[Source data]
>>>>
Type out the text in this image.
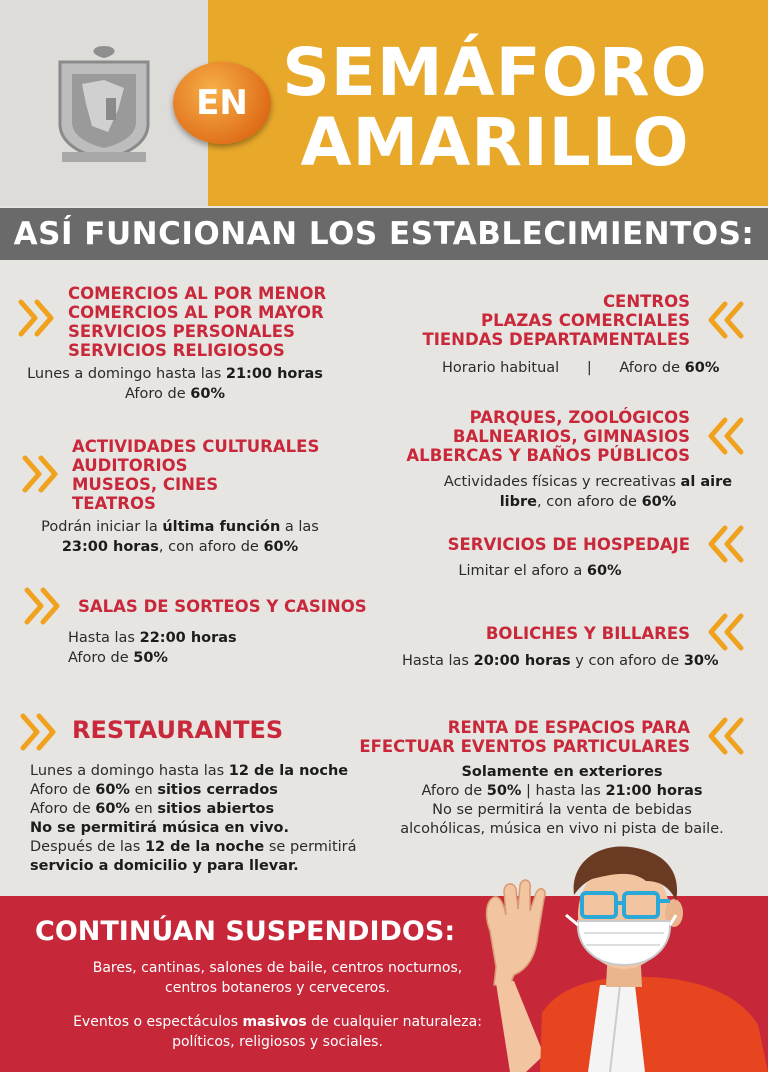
EN SEMÁFORO
AMARILLO
ASÍ FUNCIONAN LOS ESTABLECIMIENTOS:
COMERCIOS AL POR MENOR
COMERCIOS AL POR MAYOR
SERVICIOS PERSONALES
SERVICIOS RELIGIOSOS
Lunes a domingo hasta las 21:00 horas
Aforo de 60%
ACTIVIDADES CULTURALES
AUDITORIOS
MUSEOS, CINES
TEATROS
Podrán iniciar la última función a las
23:00 horas, con aforo de 60%
SALAS DE SORTEOS Y CASINOS
Hasta las 22:00 horas
Aforo de 50%
RESTAURANTES
Lunes a domingo hasta las 12 de la noche
Aforo de 60% en sitios cerrados
Aforo de 60% en sitios abiertos
No se permitirá música en vivo.
Después de las 12 de la noche se permitirá
servicio a domicilio y para llevar.
CENTROS
PLAZAS COMERCIALES
TIENDAS DEPARTAMENTALES
Horario habitual | Aforo de 60%
PARQUES, ZOOLÓGICOS
BALNEARIOS, GIMNASIOS
ALBERCAS Y BAÑOS PÚBLICOS
Actividades físicas y recreativas al aire
libre, con aforo de 60%
SERVICIOS DE HOSPEDAJE
Limitar el aforo a 60%
BOLICHES Y BILLARES
Hasta las 20:00 horas y con aforo de 30%
RENTA DE ESPACIOS PARA
EFECTUAR EVENTOS PARTICULARES
Solamente en exteriores
Aforo de 50% | hasta las 21:00 horas
No se permitirá la venta de bebidas
alcohólicas, música en vivo ni pista de baile.
CONTINÚAN SUSPENDIDOS:
Bares, cantinas, salones de baile, centros nocturnos,
centros botaneros y cerveceros.
Eventos o espectáculos masivos de cualquier naturaleza:
políticos, religiosos y sociales.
<<<<
### WHAT THE TASK REQUIRES
Using the material above, retype each entry exactly and omit the pictures.

### RESULT
Type out the text in this image.
EN SEMÁFORO
AMARILLO
ASÍ FUNCIONAN LOS ESTABLECIMIENTOS:
COMERCIOS AL POR MENOR
COMERCIOS AL POR MAYOR
SERVICIOS PERSONALES
SERVICIOS RELIGIOSOS
Lunes a domingo hasta las 21:00 horas
Aforo de 60%
ACTIVIDADES CULTURALES
AUDITORIOS
MUSEOS, CINES
TEATROS
Podrán iniciar la última función a las
23:00 horas, con aforo de 60%
SALAS DE SORTEOS Y CASINOS
Hasta las 22:00 horas
Aforo de 50%
RESTAURANTES
Lunes a domingo hasta las 12 de la noche
Aforo de 60% en sitios cerrados
Aforo de 60% en sitios abiertos
No se permitirá música en vivo.
Después de las 12 de la noche se permitirá
servicio a domicilio y para llevar.
CENTROS
PLAZAS COMERCIALES
TIENDAS DEPARTAMENTALES
Horario habitual | Aforo de 60%
PARQUES, ZOOLÓGICOS
BALNEARIOS, GIMNASIOS
ALBERCAS Y BAÑOS PÚBLICOS
Actividades físicas y recreativas al aire
libre, con aforo de 60%
SERVICIOS DE HOSPEDAJE
Limitar el aforo a 60%
BOLICHES Y BILLARES
Hasta las 20:00 horas y con aforo de 30%
RENTA DE ESPACIOS PARA
EFECTUAR EVENTOS PARTICULARES
Solamente en exteriores
Aforo de 50% | hasta las 21:00 horas
No se permitirá la venta de bebidas
alcohólicas, música en vivo ni pista de baile.
CONTINÚAN SUSPENDIDOS:
Bares, cantinas, salones de baile, centros nocturnos,
centros botaneros y cerveceros.
Eventos o espectáculos masivos de cualquier naturaleza:
políticos, religiosos y sociales.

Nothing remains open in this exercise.